What is the count of lines that hold the word "away"? Give only the number.
>> START
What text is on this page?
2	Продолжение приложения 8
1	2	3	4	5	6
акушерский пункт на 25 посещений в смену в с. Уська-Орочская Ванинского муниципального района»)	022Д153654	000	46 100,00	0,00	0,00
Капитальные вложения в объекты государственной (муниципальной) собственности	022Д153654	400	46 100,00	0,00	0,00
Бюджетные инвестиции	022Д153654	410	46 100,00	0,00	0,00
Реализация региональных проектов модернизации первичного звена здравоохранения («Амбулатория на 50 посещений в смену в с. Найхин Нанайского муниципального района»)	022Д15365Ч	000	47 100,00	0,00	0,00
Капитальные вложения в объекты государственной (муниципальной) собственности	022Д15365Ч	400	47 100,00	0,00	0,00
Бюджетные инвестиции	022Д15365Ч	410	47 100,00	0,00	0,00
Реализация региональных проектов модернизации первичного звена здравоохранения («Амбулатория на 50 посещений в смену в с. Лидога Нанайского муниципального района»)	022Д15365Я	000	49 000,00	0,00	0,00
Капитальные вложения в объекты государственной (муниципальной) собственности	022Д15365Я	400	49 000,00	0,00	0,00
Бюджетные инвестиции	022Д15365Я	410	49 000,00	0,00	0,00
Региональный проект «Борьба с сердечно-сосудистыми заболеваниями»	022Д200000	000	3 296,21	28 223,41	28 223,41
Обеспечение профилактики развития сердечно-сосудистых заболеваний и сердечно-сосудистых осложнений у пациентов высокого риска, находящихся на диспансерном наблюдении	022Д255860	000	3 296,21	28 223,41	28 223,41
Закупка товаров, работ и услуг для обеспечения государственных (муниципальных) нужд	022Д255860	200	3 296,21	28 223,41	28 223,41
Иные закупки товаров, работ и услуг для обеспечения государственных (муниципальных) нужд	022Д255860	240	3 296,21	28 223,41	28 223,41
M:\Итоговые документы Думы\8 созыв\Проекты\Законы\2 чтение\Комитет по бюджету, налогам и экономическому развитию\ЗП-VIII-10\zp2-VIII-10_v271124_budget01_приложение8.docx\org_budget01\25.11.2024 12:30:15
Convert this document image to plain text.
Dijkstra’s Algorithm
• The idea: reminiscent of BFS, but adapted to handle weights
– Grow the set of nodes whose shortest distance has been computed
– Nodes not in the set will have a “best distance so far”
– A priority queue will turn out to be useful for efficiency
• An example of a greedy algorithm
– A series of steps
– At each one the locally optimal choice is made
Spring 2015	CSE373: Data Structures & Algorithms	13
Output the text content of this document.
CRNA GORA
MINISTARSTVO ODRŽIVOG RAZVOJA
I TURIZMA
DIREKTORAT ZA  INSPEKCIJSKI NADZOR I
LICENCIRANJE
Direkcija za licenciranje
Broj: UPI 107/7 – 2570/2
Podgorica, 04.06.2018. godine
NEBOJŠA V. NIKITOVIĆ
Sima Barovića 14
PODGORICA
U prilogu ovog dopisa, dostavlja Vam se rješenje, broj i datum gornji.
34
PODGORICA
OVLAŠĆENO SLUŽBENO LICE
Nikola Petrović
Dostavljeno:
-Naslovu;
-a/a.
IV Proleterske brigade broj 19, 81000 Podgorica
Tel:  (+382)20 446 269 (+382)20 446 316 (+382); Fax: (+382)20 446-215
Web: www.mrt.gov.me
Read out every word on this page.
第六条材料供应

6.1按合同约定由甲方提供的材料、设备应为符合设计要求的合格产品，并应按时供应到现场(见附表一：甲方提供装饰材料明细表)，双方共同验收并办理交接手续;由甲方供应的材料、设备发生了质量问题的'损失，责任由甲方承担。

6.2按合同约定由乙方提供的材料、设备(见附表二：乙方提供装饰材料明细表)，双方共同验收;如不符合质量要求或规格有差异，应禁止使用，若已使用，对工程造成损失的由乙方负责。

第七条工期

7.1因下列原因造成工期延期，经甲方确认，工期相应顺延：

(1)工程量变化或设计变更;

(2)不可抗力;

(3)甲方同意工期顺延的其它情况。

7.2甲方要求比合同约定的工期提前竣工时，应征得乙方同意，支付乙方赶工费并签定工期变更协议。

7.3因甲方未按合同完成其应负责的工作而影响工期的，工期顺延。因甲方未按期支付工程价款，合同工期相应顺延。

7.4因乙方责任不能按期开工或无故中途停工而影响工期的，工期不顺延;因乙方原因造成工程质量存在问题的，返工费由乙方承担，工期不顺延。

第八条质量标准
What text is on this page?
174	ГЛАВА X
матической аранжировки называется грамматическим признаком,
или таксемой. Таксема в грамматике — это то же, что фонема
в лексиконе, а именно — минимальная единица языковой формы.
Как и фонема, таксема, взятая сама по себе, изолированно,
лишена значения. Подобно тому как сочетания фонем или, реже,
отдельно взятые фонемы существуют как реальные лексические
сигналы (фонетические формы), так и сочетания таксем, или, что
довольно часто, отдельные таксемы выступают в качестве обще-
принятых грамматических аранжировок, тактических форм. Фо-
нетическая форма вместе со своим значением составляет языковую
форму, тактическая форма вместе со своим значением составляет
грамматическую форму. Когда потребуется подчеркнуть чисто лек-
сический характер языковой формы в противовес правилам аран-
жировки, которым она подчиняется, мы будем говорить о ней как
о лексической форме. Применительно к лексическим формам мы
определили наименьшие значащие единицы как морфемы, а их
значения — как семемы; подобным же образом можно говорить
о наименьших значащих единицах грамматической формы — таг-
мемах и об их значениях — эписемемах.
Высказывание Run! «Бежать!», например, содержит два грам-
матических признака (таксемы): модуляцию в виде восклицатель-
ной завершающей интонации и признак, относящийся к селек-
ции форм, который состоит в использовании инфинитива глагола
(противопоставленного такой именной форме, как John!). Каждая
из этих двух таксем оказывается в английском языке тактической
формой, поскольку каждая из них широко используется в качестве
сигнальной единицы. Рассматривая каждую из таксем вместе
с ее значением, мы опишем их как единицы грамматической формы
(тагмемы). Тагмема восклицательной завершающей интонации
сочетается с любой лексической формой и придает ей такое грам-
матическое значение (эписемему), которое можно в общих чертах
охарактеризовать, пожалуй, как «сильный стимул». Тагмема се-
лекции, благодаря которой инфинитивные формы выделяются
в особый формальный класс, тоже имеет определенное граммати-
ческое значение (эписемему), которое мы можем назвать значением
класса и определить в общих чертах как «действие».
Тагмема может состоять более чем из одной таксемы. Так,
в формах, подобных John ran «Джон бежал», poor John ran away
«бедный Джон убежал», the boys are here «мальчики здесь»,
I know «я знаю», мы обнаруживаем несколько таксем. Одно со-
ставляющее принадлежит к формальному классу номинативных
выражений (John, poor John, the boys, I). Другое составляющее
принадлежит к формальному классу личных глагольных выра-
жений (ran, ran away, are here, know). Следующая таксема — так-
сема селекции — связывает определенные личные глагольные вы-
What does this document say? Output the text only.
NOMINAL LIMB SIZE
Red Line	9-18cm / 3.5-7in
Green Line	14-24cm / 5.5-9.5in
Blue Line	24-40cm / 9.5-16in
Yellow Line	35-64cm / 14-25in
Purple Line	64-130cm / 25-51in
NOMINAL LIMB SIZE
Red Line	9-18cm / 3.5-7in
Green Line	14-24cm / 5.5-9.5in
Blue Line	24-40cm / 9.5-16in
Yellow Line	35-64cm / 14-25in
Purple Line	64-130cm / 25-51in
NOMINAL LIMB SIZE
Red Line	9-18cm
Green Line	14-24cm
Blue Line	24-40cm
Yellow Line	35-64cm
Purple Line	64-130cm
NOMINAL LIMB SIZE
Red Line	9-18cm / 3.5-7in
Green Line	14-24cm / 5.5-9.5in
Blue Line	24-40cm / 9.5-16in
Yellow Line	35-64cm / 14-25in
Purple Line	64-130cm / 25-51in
>> END
▶ _The completed task_
2